__Task requirements__: Can you return, word for word, the part of the passage below on egocentric video datasets that opens with the words containing "Every existing egocentric" and closes with "contain your hands."?

───── Given passage ─────

A world model needs a world to model. Today we are feeding it a postcard of one.

A Planet, First-Person

Every existing egocentric dataset leaves a hole. Ego4D (arxiv:2110.07058) assembled 3,670 hours; Ego-Exo4D (arxiv:2311.18259), 1,422; EgoDex (arxiv:2505.11709), 829; EgoScale (arxiv:2602.16710), 20,854. Impressive, and yet, taken together, a rounding error on the world’s actual geography. They skew toward a handful of labs, a handful of countries, and a narrow catalog of pre-scripted tasks. They do not contain the room you are sitting in right now. They do not contain the weather in Lagos, the commute in Jakarta, the kitchen of a grandmother in Naples. They do not contain your hands.

Scale alone does not close the hole. A dataset can grow by an order of magnitude without widening the world it was filmed in. Build AI’s recent release (huggingface.co/builddotai) — roughly a million hours of head-mounted factory-floor video from workers across Southeast Asia — is the clearest current illustration: the largest egocentric dataset ever published, collected almost entirely on assembly lines. Useful, at that scale, for the manipulation primitives a humanoid arm will need to know. Silent on almost everything else it will encounter the moment it leaves the factory. The lesson is not that scale is wrong. It is that hours are a unit, and diversity is the other one. A foundation model meant to act in the physical world has to be shown the physical world — every room of it, every task in it, every culture inside it — not one slice, filmed a million times.

Public egocentric datasets · hours of video
Sources: Meta AI, Apple Research, NVIDIA GEAR, Build AI. Hover a bar for details.

───── Supplied material ─────

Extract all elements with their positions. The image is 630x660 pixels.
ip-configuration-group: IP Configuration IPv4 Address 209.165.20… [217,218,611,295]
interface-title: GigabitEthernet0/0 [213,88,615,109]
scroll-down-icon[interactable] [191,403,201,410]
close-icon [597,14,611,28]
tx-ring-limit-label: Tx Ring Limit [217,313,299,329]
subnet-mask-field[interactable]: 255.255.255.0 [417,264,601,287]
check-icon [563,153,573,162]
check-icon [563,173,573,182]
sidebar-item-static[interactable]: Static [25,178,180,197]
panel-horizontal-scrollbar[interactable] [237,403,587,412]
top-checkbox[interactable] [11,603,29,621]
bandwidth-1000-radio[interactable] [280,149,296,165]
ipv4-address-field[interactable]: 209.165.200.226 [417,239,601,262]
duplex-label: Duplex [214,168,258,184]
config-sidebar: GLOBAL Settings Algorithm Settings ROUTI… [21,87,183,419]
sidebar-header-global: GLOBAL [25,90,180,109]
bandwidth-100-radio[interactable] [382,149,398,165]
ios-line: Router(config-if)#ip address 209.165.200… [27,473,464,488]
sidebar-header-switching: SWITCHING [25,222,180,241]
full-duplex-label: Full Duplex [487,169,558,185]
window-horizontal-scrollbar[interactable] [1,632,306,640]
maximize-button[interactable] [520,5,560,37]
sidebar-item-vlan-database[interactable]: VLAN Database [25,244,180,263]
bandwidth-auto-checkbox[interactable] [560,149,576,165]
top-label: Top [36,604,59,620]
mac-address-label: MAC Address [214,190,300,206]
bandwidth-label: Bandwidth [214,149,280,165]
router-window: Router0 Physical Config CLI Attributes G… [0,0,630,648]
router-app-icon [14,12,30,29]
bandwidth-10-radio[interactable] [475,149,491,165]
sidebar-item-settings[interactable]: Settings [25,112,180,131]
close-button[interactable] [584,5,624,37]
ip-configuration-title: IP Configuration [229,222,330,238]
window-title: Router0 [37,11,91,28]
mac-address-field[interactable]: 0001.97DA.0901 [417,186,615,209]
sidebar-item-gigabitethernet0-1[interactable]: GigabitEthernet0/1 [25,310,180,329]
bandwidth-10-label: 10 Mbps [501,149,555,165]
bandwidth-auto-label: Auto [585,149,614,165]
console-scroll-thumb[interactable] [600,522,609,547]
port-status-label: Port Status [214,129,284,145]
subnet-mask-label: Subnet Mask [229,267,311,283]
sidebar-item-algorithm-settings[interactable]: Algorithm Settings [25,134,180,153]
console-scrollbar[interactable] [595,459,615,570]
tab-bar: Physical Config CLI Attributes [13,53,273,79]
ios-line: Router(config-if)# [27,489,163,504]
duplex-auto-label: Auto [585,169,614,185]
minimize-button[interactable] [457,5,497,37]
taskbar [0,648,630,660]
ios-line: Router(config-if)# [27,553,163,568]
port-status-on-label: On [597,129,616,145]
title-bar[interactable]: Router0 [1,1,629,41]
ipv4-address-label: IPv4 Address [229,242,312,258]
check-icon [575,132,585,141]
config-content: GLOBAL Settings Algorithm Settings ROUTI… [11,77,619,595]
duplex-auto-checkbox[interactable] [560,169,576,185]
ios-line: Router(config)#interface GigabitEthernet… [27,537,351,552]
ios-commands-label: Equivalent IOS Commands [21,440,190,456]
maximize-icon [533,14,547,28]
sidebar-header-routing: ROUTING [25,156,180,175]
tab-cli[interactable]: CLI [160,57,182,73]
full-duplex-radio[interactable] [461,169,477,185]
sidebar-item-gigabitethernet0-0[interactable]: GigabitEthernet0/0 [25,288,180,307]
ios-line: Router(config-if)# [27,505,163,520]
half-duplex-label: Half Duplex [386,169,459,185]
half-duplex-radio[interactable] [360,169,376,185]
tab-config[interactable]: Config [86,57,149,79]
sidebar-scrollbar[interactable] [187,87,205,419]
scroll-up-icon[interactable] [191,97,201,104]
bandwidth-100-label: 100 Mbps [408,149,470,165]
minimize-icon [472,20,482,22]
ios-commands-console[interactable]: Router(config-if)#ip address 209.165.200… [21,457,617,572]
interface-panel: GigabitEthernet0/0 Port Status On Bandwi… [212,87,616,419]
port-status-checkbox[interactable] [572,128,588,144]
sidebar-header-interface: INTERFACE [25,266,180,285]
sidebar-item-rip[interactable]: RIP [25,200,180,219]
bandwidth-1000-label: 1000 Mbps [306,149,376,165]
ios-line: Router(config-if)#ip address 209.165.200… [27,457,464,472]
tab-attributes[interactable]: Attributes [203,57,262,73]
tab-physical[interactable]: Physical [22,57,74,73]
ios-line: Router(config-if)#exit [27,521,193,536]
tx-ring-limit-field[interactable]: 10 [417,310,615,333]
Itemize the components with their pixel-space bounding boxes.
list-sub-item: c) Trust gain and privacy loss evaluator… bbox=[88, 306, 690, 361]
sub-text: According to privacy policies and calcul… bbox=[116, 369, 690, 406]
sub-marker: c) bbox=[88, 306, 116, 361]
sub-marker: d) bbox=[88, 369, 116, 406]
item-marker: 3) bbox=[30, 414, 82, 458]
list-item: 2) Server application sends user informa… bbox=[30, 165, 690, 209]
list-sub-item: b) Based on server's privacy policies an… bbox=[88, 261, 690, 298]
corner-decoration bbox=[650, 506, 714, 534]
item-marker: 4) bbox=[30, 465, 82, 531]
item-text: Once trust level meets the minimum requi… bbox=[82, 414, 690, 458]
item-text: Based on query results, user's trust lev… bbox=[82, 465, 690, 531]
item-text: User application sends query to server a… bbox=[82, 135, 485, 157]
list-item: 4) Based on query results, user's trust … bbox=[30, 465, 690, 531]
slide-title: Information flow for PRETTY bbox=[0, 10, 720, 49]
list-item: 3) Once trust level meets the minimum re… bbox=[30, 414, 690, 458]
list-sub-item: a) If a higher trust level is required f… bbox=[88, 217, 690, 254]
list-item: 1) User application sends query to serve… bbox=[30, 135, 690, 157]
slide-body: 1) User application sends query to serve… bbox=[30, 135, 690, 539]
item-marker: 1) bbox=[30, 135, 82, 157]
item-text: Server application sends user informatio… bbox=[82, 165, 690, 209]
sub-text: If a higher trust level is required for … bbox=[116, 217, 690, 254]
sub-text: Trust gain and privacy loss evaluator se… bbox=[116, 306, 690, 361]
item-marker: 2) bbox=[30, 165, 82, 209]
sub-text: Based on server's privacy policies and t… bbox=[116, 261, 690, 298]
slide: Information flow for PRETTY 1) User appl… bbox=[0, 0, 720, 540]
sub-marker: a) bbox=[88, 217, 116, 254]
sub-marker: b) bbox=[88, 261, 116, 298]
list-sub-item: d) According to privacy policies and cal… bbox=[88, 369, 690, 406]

─────

__Exercise solution__:
Every existing egocentric dataset leaves a hole. Ego4D (arxiv:2110.07058) assembled 3,670 hours; Ego-Exo4D (arxiv:2311.18259), 1,422; EgoDex (arxiv:2505.11709), 829; EgoScale (arxiv:2602.16710), 20,854. Impressive, and yet, taken together, a rounding error on the world’s actual geography. They skew toward a handful of labs, a handful of countries, and a narrow catalog of pre-scripted tasks. They do not contain the room you are sitting in right now. They do not contain the weather in Lagos, the commute in Jakarta, the kitchen of a grandmother in Naples. They do not contain your hands.